# start of SUPPLIED RECORDS

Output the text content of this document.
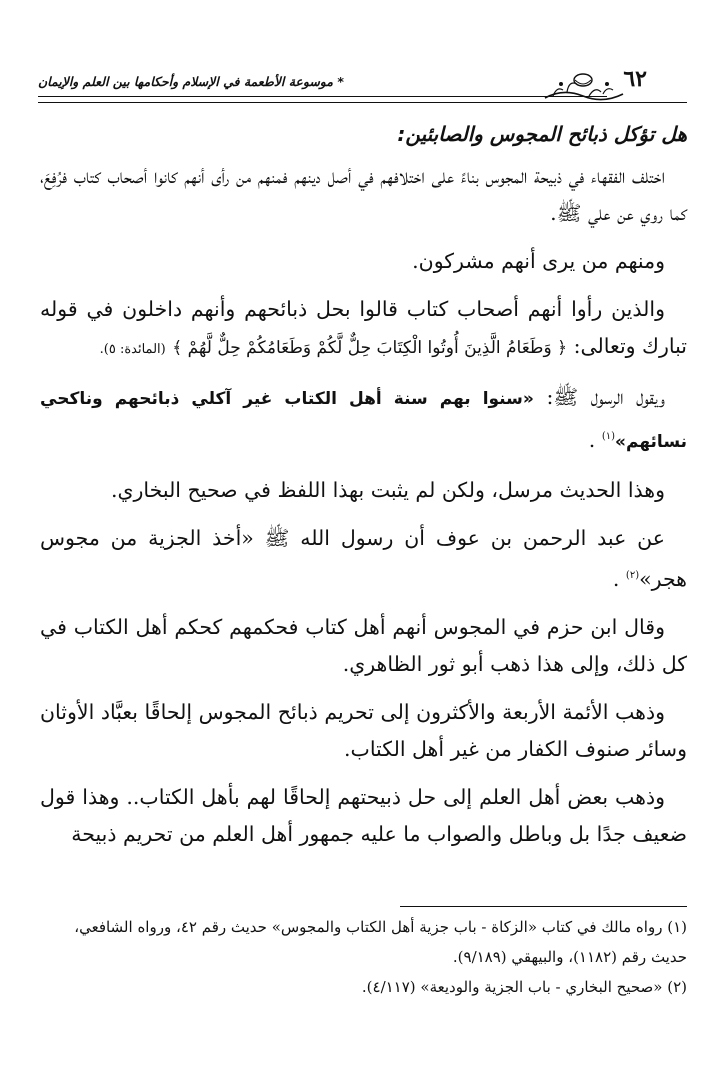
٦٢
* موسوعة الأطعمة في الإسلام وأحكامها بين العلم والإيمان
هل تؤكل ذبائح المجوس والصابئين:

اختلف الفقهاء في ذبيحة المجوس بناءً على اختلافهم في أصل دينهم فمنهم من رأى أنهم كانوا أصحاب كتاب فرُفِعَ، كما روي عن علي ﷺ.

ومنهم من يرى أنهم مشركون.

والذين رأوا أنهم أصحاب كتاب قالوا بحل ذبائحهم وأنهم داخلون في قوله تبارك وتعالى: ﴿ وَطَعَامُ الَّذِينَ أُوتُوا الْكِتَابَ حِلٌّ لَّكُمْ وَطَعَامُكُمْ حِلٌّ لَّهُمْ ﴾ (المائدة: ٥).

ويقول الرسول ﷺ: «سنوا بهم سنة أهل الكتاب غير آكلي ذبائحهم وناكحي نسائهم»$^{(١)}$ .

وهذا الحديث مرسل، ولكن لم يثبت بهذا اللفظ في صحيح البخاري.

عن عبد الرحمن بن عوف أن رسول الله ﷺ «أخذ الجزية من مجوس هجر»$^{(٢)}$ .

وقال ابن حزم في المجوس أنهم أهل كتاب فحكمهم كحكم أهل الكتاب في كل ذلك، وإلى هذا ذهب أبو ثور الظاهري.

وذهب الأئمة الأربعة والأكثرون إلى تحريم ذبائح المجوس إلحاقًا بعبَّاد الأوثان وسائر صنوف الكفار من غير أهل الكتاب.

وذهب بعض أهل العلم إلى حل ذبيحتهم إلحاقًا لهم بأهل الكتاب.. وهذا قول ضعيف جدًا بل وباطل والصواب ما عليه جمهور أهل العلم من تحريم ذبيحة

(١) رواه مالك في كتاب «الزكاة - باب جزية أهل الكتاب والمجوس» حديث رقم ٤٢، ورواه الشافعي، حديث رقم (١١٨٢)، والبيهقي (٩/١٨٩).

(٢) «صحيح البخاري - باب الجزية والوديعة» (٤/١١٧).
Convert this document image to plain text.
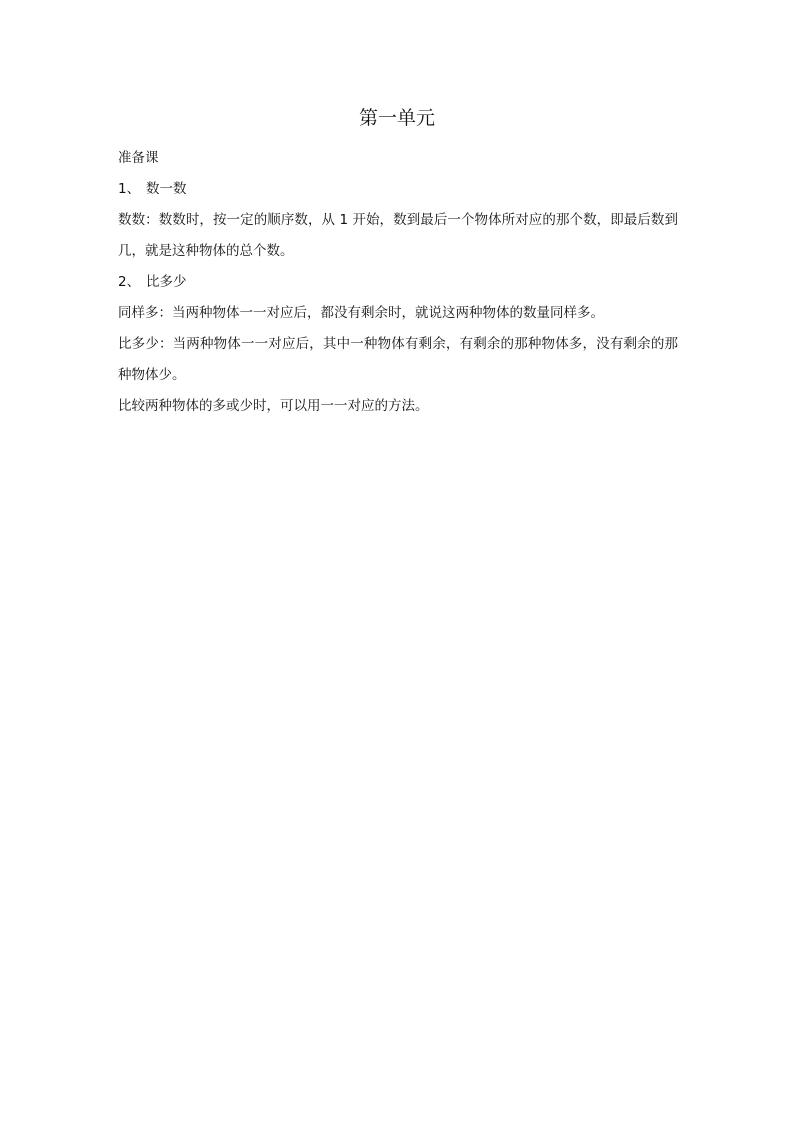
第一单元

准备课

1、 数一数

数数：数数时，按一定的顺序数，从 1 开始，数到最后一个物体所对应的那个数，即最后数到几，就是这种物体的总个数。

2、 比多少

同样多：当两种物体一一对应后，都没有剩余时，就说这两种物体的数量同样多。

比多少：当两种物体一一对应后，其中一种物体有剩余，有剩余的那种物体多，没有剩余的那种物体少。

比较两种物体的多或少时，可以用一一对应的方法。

# end of SUPPLIED RECORDS
# start of SUPPLIED RECORDS

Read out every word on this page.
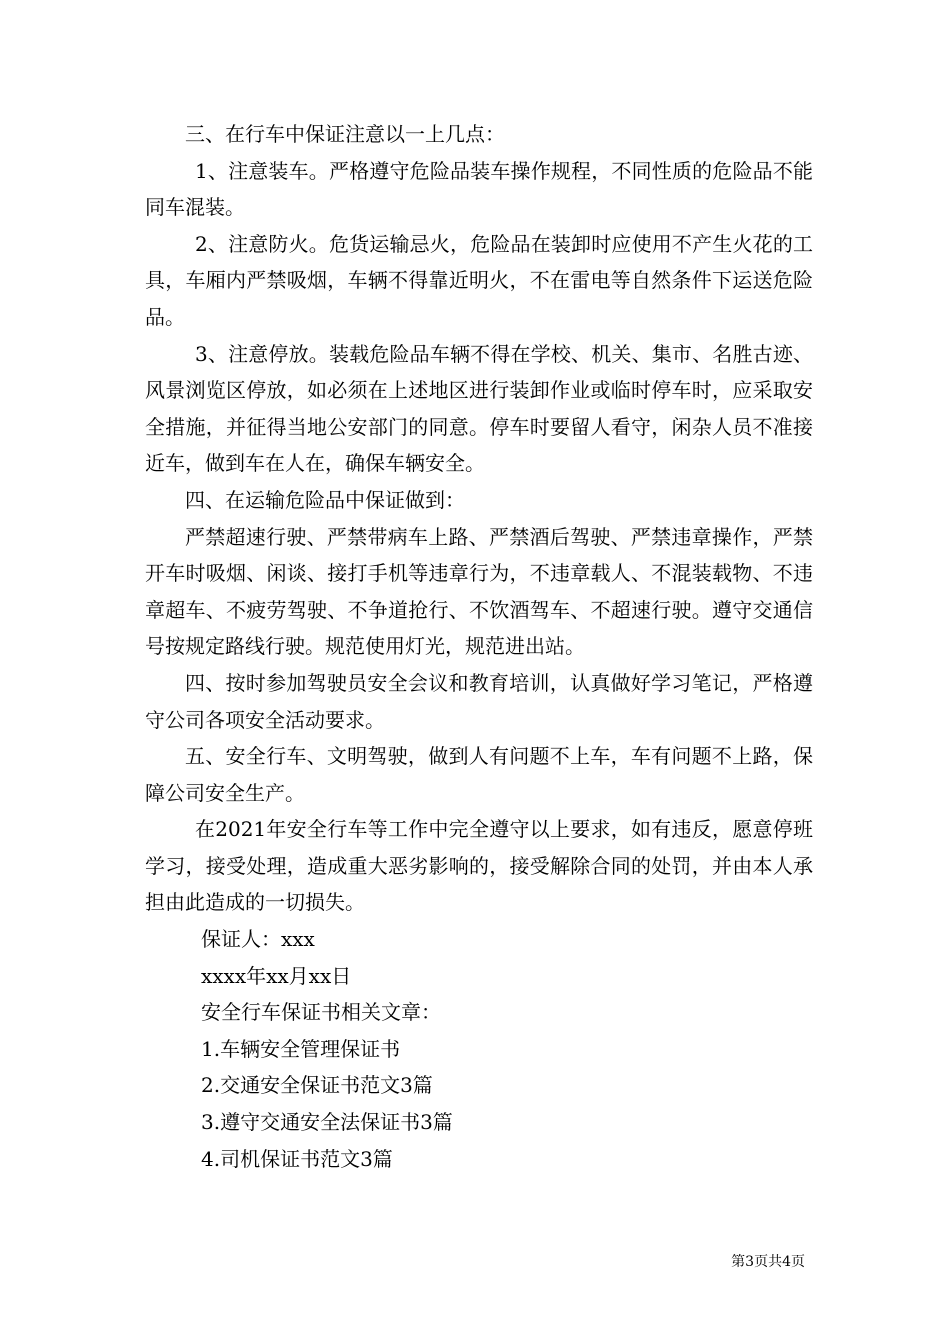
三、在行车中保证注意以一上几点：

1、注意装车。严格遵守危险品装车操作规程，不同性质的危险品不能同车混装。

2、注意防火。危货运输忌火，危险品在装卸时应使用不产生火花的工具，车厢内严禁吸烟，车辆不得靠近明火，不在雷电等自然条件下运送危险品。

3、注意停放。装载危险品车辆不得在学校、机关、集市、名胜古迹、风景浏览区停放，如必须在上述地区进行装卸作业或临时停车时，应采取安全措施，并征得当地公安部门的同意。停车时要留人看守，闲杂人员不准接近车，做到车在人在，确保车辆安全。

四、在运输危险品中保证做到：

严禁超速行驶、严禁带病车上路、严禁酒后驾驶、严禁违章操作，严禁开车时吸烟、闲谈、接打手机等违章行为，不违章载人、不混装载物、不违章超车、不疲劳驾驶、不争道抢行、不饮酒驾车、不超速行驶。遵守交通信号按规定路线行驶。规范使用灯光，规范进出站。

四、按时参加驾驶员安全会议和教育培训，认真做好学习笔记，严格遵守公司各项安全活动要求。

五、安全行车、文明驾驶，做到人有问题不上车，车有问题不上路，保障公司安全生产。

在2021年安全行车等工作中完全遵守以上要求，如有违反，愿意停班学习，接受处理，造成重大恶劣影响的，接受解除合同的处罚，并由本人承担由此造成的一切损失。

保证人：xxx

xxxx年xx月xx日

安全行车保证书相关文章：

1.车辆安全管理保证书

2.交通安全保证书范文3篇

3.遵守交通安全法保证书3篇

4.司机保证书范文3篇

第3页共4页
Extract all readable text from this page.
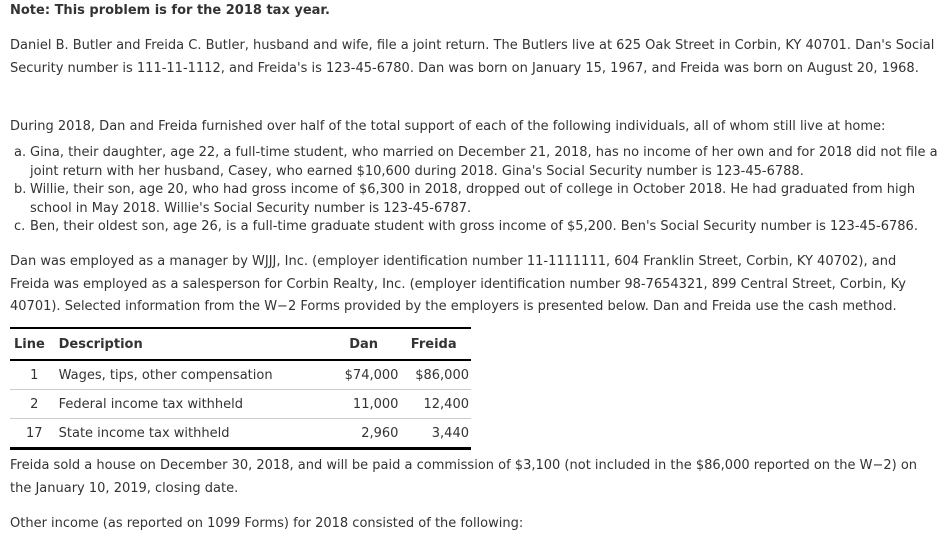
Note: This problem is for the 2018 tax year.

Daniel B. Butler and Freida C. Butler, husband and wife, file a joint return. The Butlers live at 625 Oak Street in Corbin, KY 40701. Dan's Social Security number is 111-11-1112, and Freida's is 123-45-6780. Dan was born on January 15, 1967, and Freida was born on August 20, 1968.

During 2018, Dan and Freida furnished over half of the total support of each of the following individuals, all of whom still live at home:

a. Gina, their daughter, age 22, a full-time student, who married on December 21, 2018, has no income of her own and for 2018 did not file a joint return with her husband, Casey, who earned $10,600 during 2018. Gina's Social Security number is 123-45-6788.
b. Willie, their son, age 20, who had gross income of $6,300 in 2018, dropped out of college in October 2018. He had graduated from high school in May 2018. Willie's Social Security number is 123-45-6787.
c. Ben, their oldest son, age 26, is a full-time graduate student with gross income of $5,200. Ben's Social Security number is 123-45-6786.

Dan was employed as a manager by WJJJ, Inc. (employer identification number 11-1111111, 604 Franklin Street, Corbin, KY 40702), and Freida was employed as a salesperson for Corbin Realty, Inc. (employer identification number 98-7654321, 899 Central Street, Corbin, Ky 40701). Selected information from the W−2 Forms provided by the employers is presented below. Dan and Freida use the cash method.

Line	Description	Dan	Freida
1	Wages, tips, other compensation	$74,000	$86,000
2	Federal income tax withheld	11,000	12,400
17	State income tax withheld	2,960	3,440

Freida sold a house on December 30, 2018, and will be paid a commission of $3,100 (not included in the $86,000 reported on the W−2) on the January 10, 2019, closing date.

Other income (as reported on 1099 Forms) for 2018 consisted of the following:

# end of SUPPLIED RECORDS

→ **GIVEN PROBLEM**: Extract each line holding the word "وذهب" from the records.

→ **FINAL RESULT**:
وذهب الأئمة الأربعة والأكثرون إلى تحريم ذبائح المجوس إلحاقًا بعبَّاد الأوثان وسائر صنوف الكفار من غير أهل الكتاب.
وذهب بعض أهل العلم إلى حل ذبيحتهم إلحاقًا لهم بأهل الكتاب.. وهذا قول ضعيف جدًا بل وباطل والصواب ما عليه جمهور أهل العلم من تحريم ذبيحة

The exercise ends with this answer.